▼

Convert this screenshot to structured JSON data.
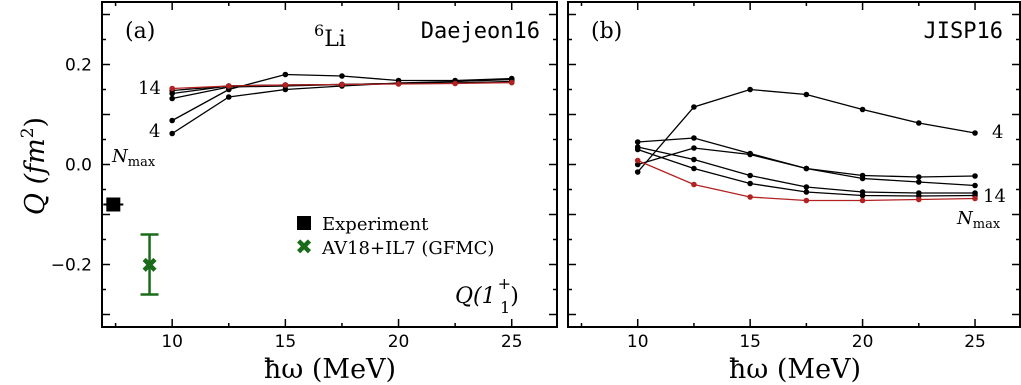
{
  "chart_data": [
    {
      "type": "line",
      "panel_label": "(a)",
      "nucleus_mass": "6",
      "nucleus_symbol": "Li",
      "interaction": "Daejeon16",
      "observable": "Q(1",
      "observable_sup": "+",
      "observable_sub": "1",
      "observable_close": ")",
      "xlabel": "ħω (MeV)",
      "ylabel_main": "Q (fm",
      "ylabel_sup": "2",
      "ylabel_close": ")",
      "xlim": [
        6.9,
        27.0
      ],
      "ylim": [
        -0.325,
        0.325
      ],
      "xticks": [
        10,
        15,
        20,
        25
      ],
      "yticks": [
        -0.2,
        0.0,
        0.2
      ],
      "ytick_labels": [
        "−0.2",
        "0.0",
        "0.2"
      ],
      "nmax_low_label": "4",
      "nmax_high_label": "14",
      "nmax_symbol": "N",
      "nmax_sub": "max",
      "x": [
        10,
        12.5,
        15,
        17.5,
        20,
        22.5,
        25
      ],
      "series": [
        {
          "nmax": 4,
          "color": "#000000",
          "values": [
            0.062,
            0.135,
            0.15,
            0.157,
            0.163,
            0.166,
            0.17
          ]
        },
        {
          "nmax": 6,
          "color": "#000000",
          "values": [
            0.088,
            0.15,
            0.18,
            0.177,
            0.168,
            0.168,
            0.172
          ]
        },
        {
          "nmax": 8,
          "color": "#000000",
          "values": [
            0.132,
            0.155,
            0.157,
            0.16,
            0.162,
            0.163,
            0.166
          ]
        },
        {
          "nmax": 10,
          "color": "#000000",
          "values": [
            0.142,
            0.157,
            0.159,
            0.16,
            0.162,
            0.163,
            0.165
          ]
        },
        {
          "nmax": 12,
          "color": "#000000",
          "values": [
            0.148,
            0.157,
            0.159,
            0.16,
            0.162,
            0.163,
            0.164
          ]
        },
        {
          "nmax": 14,
          "color": "#b22222",
          "values": [
            0.152,
            0.157,
            0.159,
            0.16,
            0.161,
            0.162,
            0.164
          ]
        }
      ],
      "experiment": {
        "label": "Experiment",
        "x": 7.4,
        "y": -0.08,
        "color": "#000000"
      },
      "gfmc": {
        "label": "AV18+IL7 (GFMC)",
        "x": 9.0,
        "y": -0.2,
        "err_low": -0.26,
        "err_high": -0.14,
        "color": "#1a6b1a"
      }
    },
    {
      "type": "line",
      "panel_label": "(b)",
      "interaction": "JISP16",
      "xlabel": "ħω (MeV)",
      "xlim": [
        6.9,
        27.0
      ],
      "ylim": [
        -0.325,
        0.325
      ],
      "xticks": [
        10,
        15,
        20,
        25
      ],
      "yticks": [
        -0.2,
        0.0,
        0.2
      ],
      "nmax_low_label": "4",
      "nmax_high_label": "14",
      "nmax_symbol": "N",
      "nmax_sub": "max",
      "x": [
        10,
        12.5,
        15,
        17.5,
        20,
        22.5,
        25
      ],
      "series": [
        {
          "nmax": 4,
          "color": "#000000",
          "values": [
            -0.015,
            0.115,
            0.15,
            0.14,
            0.11,
            0.083,
            0.063
          ]
        },
        {
          "nmax": 6,
          "color": "#000000",
          "values": [
            0.045,
            0.053,
            0.022,
            -0.008,
            -0.022,
            -0.025,
            -0.023
          ]
        },
        {
          "nmax": 8,
          "color": "#000000",
          "values": [
            0.035,
            0.01,
            -0.022,
            -0.045,
            -0.055,
            -0.057,
            -0.057
          ]
        },
        {
          "nmax": 10,
          "color": "#000000",
          "values": [
            0.03,
            -0.008,
            -0.038,
            -0.055,
            -0.062,
            -0.063,
            -0.062
          ]
        },
        {
          "nmax": 12,
          "color": "#000000",
          "values": [
            0.0,
            0.033,
            0.02,
            -0.008,
            -0.028,
            -0.035,
            -0.042
          ]
        },
        {
          "nmax": 14,
          "color": "#b22222",
          "values": [
            0.008,
            -0.04,
            -0.065,
            -0.072,
            -0.072,
            -0.07,
            -0.068
          ]
        }
      ]
    }
  ],
  "legend": {
    "experiment_label": "Experiment",
    "gfmc_label": "AV18+IL7 (GFMC)"
  }
}
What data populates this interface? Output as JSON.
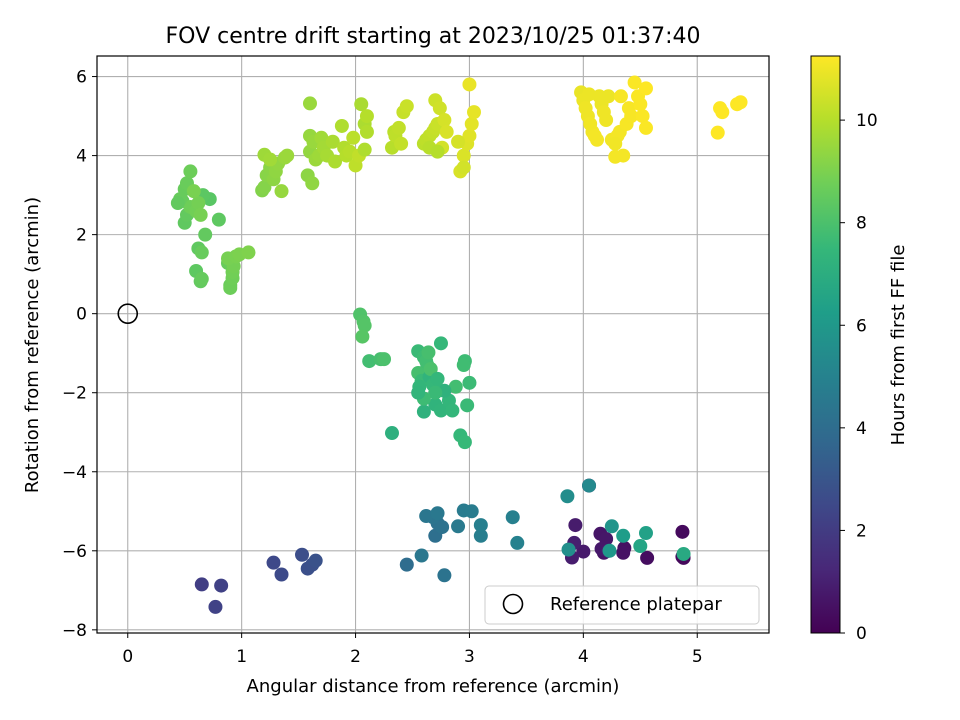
{
  "chart_data": {
    "type": "scatter",
    "title": "FOV centre drift starting at 2023/10/25 01:37:40",
    "xlabel": "Angular distance from reference (arcmin)",
    "ylabel": "Rotation from reference (arcmin)",
    "xlim": [
      -0.27,
      5.63
    ],
    "ylim": [
      -8.08,
      6.52
    ],
    "xticks": [
      0,
      1,
      2,
      3,
      4,
      5
    ],
    "xtick_labels": [
      "0",
      "1",
      "2",
      "3",
      "4",
      "5"
    ],
    "yticks": [
      -8,
      -6,
      -4,
      -2,
      0,
      2,
      4,
      6
    ],
    "ytick_labels": [
      "−8",
      "−6",
      "−4",
      "−2",
      "0",
      "2",
      "4",
      "6"
    ],
    "grid": true,
    "legend": {
      "placement": "lower-right",
      "entries": [
        "Reference platepar"
      ]
    },
    "reference_point": {
      "x": 0,
      "y": 0,
      "label": "Reference platepar"
    },
    "colorbar": {
      "label": "Hours from first FF file",
      "colormap": "viridis",
      "range": [
        0,
        11.25
      ],
      "ticks": [
        0,
        2,
        4,
        6,
        8,
        10
      ],
      "tick_labels": [
        "0",
        "2",
        "4",
        "6",
        "8",
        "10"
      ],
      "colors": [
        "#440154",
        "#482878",
        "#3e4989",
        "#31688e",
        "#26828e",
        "#1f9e89",
        "#35b779",
        "#6ece58",
        "#b5de2b",
        "#fde725"
      ]
    },
    "points": [
      [
        4.87,
        -6.15,
        0.2
      ],
      [
        4.88,
        -6.18,
        0.25
      ],
      [
        4.87,
        -5.52,
        0.3
      ],
      [
        4.56,
        -6.18,
        0.4
      ],
      [
        4.36,
        -5.93,
        0.5
      ],
      [
        4.35,
        -6.05,
        0.55
      ],
      [
        4.18,
        -6.05,
        0.6
      ],
      [
        4.15,
        -5.57,
        0.65
      ],
      [
        4.2,
        -5.7,
        0.7
      ],
      [
        4.16,
        -5.95,
        0.75
      ],
      [
        4.0,
        -6.02,
        0.8
      ],
      [
        3.93,
        -5.35,
        0.85
      ],
      [
        3.9,
        -6.17,
        0.9
      ],
      [
        3.92,
        -5.8,
        0.95
      ],
      [
        4.05,
        -4.35,
        0.3
      ],
      [
        4.22,
        -6.0,
        1.0
      ],
      [
        0.65,
        -6.85,
        2.1
      ],
      [
        0.82,
        -6.88,
        2.2
      ],
      [
        0.77,
        -7.42,
        2.25
      ],
      [
        1.28,
        -6.3,
        2.5
      ],
      [
        1.35,
        -6.6,
        2.55
      ],
      [
        1.53,
        -6.1,
        2.7
      ],
      [
        1.58,
        -6.45,
        2.75
      ],
      [
        1.62,
        -6.35,
        2.8
      ],
      [
        1.65,
        -6.25,
        2.85
      ],
      [
        2.45,
        -6.35,
        4.0
      ],
      [
        2.7,
        -5.62,
        4.1
      ],
      [
        2.72,
        -5.3,
        4.2
      ],
      [
        2.76,
        -5.4,
        4.25
      ],
      [
        2.78,
        -6.62,
        4.3
      ],
      [
        2.68,
        -5.15,
        4.35
      ],
      [
        2.62,
        -5.12,
        4.4
      ],
      [
        2.58,
        -6.12,
        4.45
      ],
      [
        2.72,
        -5.05,
        4.5
      ],
      [
        2.9,
        -5.38,
        4.6
      ],
      [
        2.95,
        -4.98,
        4.65
      ],
      [
        3.02,
        -5.0,
        4.7
      ],
      [
        3.1,
        -5.62,
        4.8
      ],
      [
        3.1,
        -5.35,
        4.85
      ],
      [
        3.38,
        -5.15,
        4.9
      ],
      [
        3.42,
        -5.8,
        4.95
      ],
      [
        4.05,
        -4.35,
        5.3
      ],
      [
        3.86,
        -4.62,
        5.5
      ],
      [
        3.87,
        -5.97,
        5.6
      ],
      [
        4.25,
        -5.38,
        5.8
      ],
      [
        4.23,
        -6.0,
        6.0
      ],
      [
        4.35,
        -5.62,
        6.2
      ],
      [
        4.55,
        -5.55,
        6.4
      ],
      [
        4.5,
        -5.88,
        6.6
      ],
      [
        4.88,
        -6.08,
        6.8
      ],
      [
        2.32,
        -3.02,
        7.1
      ],
      [
        2.6,
        -2.48,
        7.2
      ],
      [
        2.7,
        -2.3,
        7.3
      ],
      [
        2.75,
        -2.45,
        7.35
      ],
      [
        2.82,
        -2.2,
        7.4
      ],
      [
        2.85,
        -2.45,
        7.45
      ],
      [
        2.92,
        -3.08,
        7.5
      ],
      [
        2.96,
        -3.25,
        7.55
      ],
      [
        2.98,
        -2.32,
        7.6
      ],
      [
        3.0,
        -1.75,
        7.65
      ],
      [
        2.96,
        -1.2,
        7.7
      ],
      [
        2.95,
        -1.3,
        7.75
      ],
      [
        2.88,
        -1.85,
        7.8
      ],
      [
        2.78,
        -1.95,
        7.2
      ],
      [
        2.75,
        -0.75,
        7.5
      ],
      [
        2.55,
        -0.95,
        7.6
      ],
      [
        2.6,
        -1.1,
        7.7
      ],
      [
        2.63,
        -1.3,
        7.8
      ],
      [
        2.55,
        -1.5,
        7.9
      ],
      [
        2.58,
        -1.7,
        7.6
      ],
      [
        2.56,
        -1.85,
        7.4
      ],
      [
        2.65,
        -1.6,
        7.3
      ],
      [
        2.68,
        -1.8,
        7.5
      ],
      [
        2.7,
        -2.0,
        7.6
      ],
      [
        2.6,
        -2.15,
        7.7
      ],
      [
        2.62,
        -1.2,
        7.8
      ],
      [
        2.64,
        -0.98,
        7.9
      ],
      [
        2.66,
        -1.4,
        8.0
      ],
      [
        2.55,
        -2.0,
        7.35
      ],
      [
        2.72,
        -1.65,
        7.45
      ],
      [
        2.12,
        -1.2,
        7.8
      ],
      [
        2.22,
        -1.15,
        7.9
      ],
      [
        2.25,
        -1.15,
        8.0
      ],
      [
        2.04,
        -0.02,
        8.1
      ],
      [
        2.07,
        -0.2,
        8.15
      ],
      [
        2.08,
        -0.3,
        8.2
      ],
      [
        2.06,
        -0.58,
        8.25
      ],
      [
        0.6,
        1.08,
        8.4
      ],
      [
        0.62,
        1.65,
        8.45
      ],
      [
        0.64,
        0.82,
        8.5
      ],
      [
        0.65,
        0.88,
        8.55
      ],
      [
        0.65,
        1.55,
        8.6
      ],
      [
        0.88,
        1.28,
        8.6
      ],
      [
        0.9,
        0.72,
        8.65
      ],
      [
        0.9,
        0.65,
        8.7
      ],
      [
        0.92,
        0.9,
        8.75
      ],
      [
        0.92,
        1.05,
        8.8
      ],
      [
        0.93,
        1.2,
        8.85
      ],
      [
        0.88,
        1.4,
        8.9
      ],
      [
        0.95,
        1.45,
        8.95
      ],
      [
        0.98,
        1.5,
        9.0
      ],
      [
        1.06,
        1.55,
        9.05
      ],
      [
        0.68,
        2.0,
        8.5
      ],
      [
        0.8,
        2.38,
        8.4
      ],
      [
        0.72,
        2.9,
        8.3
      ],
      [
        0.66,
        3.0,
        8.35
      ],
      [
        0.5,
        2.3,
        8.45
      ],
      [
        0.52,
        2.5,
        8.5
      ],
      [
        0.48,
        2.85,
        8.55
      ],
      [
        0.5,
        3.15,
        8.6
      ],
      [
        0.52,
        3.3,
        8.65
      ],
      [
        0.55,
        3.6,
        8.7
      ],
      [
        0.55,
        2.7,
        8.75
      ],
      [
        0.6,
        2.6,
        8.8
      ],
      [
        0.62,
        2.8,
        8.85
      ],
      [
        0.64,
        2.5,
        8.9
      ],
      [
        0.58,
        3.1,
        8.95
      ],
      [
        0.46,
        2.9,
        8.6
      ],
      [
        0.44,
        2.8,
        8.5
      ],
      [
        1.18,
        3.12,
        9.1
      ],
      [
        1.2,
        3.2,
        9.15
      ],
      [
        1.22,
        3.5,
        9.2
      ],
      [
        1.25,
        3.7,
        9.25
      ],
      [
        1.28,
        3.4,
        9.3
      ],
      [
        1.3,
        3.6,
        9.35
      ],
      [
        1.32,
        3.8,
        9.4
      ],
      [
        1.35,
        3.1,
        9.45
      ],
      [
        1.38,
        3.95,
        9.5
      ],
      [
        1.4,
        4.0,
        9.55
      ],
      [
        1.2,
        4.02,
        9.6
      ],
      [
        1.25,
        3.9,
        9.65
      ],
      [
        1.58,
        3.5,
        9.3
      ],
      [
        1.62,
        3.3,
        9.35
      ],
      [
        1.6,
        4.1,
        9.4
      ],
      [
        1.6,
        4.5,
        9.45
      ],
      [
        1.63,
        4.35,
        9.5
      ],
      [
        1.65,
        3.9,
        9.55
      ],
      [
        1.68,
        4.0,
        9.6
      ],
      [
        1.7,
        4.45,
        9.65
      ],
      [
        1.72,
        4.2,
        9.7
      ],
      [
        1.75,
        4.0,
        9.75
      ],
      [
        1.8,
        4.35,
        9.8
      ],
      [
        1.82,
        3.85,
        9.85
      ],
      [
        1.88,
        4.75,
        9.9
      ],
      [
        1.9,
        4.2,
        9.95
      ],
      [
        1.92,
        4.0,
        10.0
      ],
      [
        1.95,
        4.1,
        10.05
      ],
      [
        1.98,
        4.45,
        10.1
      ],
      [
        2.0,
        3.75,
        10.15
      ],
      [
        2.03,
        4.0,
        10.2
      ],
      [
        1.6,
        5.32,
        9.5
      ],
      [
        2.05,
        5.3,
        9.8
      ],
      [
        2.08,
        4.8,
        9.85
      ],
      [
        2.08,
        4.15,
        9.9
      ],
      [
        2.1,
        4.6,
        9.95
      ],
      [
        2.1,
        5.0,
        10.0
      ],
      [
        2.32,
        4.2,
        10.05
      ],
      [
        2.34,
        4.6,
        10.1
      ],
      [
        2.35,
        4.5,
        10.15
      ],
      [
        2.38,
        4.7,
        10.2
      ],
      [
        2.4,
        4.3,
        10.25
      ],
      [
        2.42,
        5.1,
        10.3
      ],
      [
        2.45,
        5.25,
        10.35
      ],
      [
        2.6,
        4.3,
        10.1
      ],
      [
        2.62,
        4.4,
        10.15
      ],
      [
        2.65,
        4.5,
        10.2
      ],
      [
        2.68,
        4.6,
        10.25
      ],
      [
        2.7,
        4.7,
        10.3
      ],
      [
        2.72,
        4.8,
        10.35
      ],
      [
        2.7,
        5.4,
        10.4
      ],
      [
        2.74,
        5.2,
        10.45
      ],
      [
        2.76,
        4.2,
        10.5
      ],
      [
        2.78,
        4.9,
        10.55
      ],
      [
        2.8,
        4.6,
        10.6
      ],
      [
        2.65,
        4.2,
        10.05
      ],
      [
        2.72,
        4.1,
        10.0
      ],
      [
        2.92,
        3.6,
        10.6
      ],
      [
        2.95,
        4.0,
        10.65
      ],
      [
        2.98,
        4.3,
        10.7
      ],
      [
        3.0,
        4.5,
        10.75
      ],
      [
        3.02,
        4.8,
        10.8
      ],
      [
        3.04,
        5.1,
        10.85
      ],
      [
        3.0,
        5.8,
        10.9
      ],
      [
        2.95,
        3.7,
        10.5
      ],
      [
        2.9,
        4.35,
        10.55
      ],
      [
        3.98,
        5.6,
        10.9
      ],
      [
        4.0,
        5.4,
        10.95
      ],
      [
        4.02,
        5.2,
        11.0
      ],
      [
        4.04,
        5.0,
        11.0
      ],
      [
        4.06,
        4.8,
        11.05
      ],
      [
        4.08,
        4.6,
        11.05
      ],
      [
        4.1,
        4.5,
        11.1
      ],
      [
        4.12,
        4.4,
        11.1
      ],
      [
        4.14,
        5.5,
        10.95
      ],
      [
        4.16,
        5.3,
        10.95
      ],
      [
        4.18,
        5.1,
        11.0
      ],
      [
        4.2,
        4.9,
        11.0
      ],
      [
        4.22,
        5.5,
        10.95
      ],
      [
        4.25,
        4.4,
        11.05
      ],
      [
        4.28,
        3.97,
        11.1
      ],
      [
        4.32,
        4.6,
        11.1
      ],
      [
        4.35,
        4.0,
        11.1
      ],
      [
        4.38,
        4.8,
        11.15
      ],
      [
        4.4,
        5.2,
        11.15
      ],
      [
        4.42,
        5.0,
        11.15
      ],
      [
        4.45,
        5.85,
        11.2
      ],
      [
        4.48,
        5.5,
        11.2
      ],
      [
        4.5,
        5.3,
        11.2
      ],
      [
        4.52,
        5.0,
        11.2
      ],
      [
        4.55,
        4.7,
        11.2
      ],
      [
        4.55,
        5.7,
        11.25
      ],
      [
        4.3,
        4.5,
        11.1
      ],
      [
        4.33,
        5.5,
        11.15
      ],
      [
        4.28,
        4.3,
        11.05
      ],
      [
        4.05,
        5.55,
        10.95
      ],
      [
        5.18,
        4.58,
        11.25
      ],
      [
        5.2,
        5.2,
        11.25
      ],
      [
        5.22,
        5.1,
        11.25
      ],
      [
        5.35,
        5.3,
        11.25
      ],
      [
        5.38,
        5.35,
        11.25
      ]
    ]
  }
}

▲

● **What is asked**: Of all the lines in the entries, how many contain the word "from"? Give only the number.

● **Answer**: 3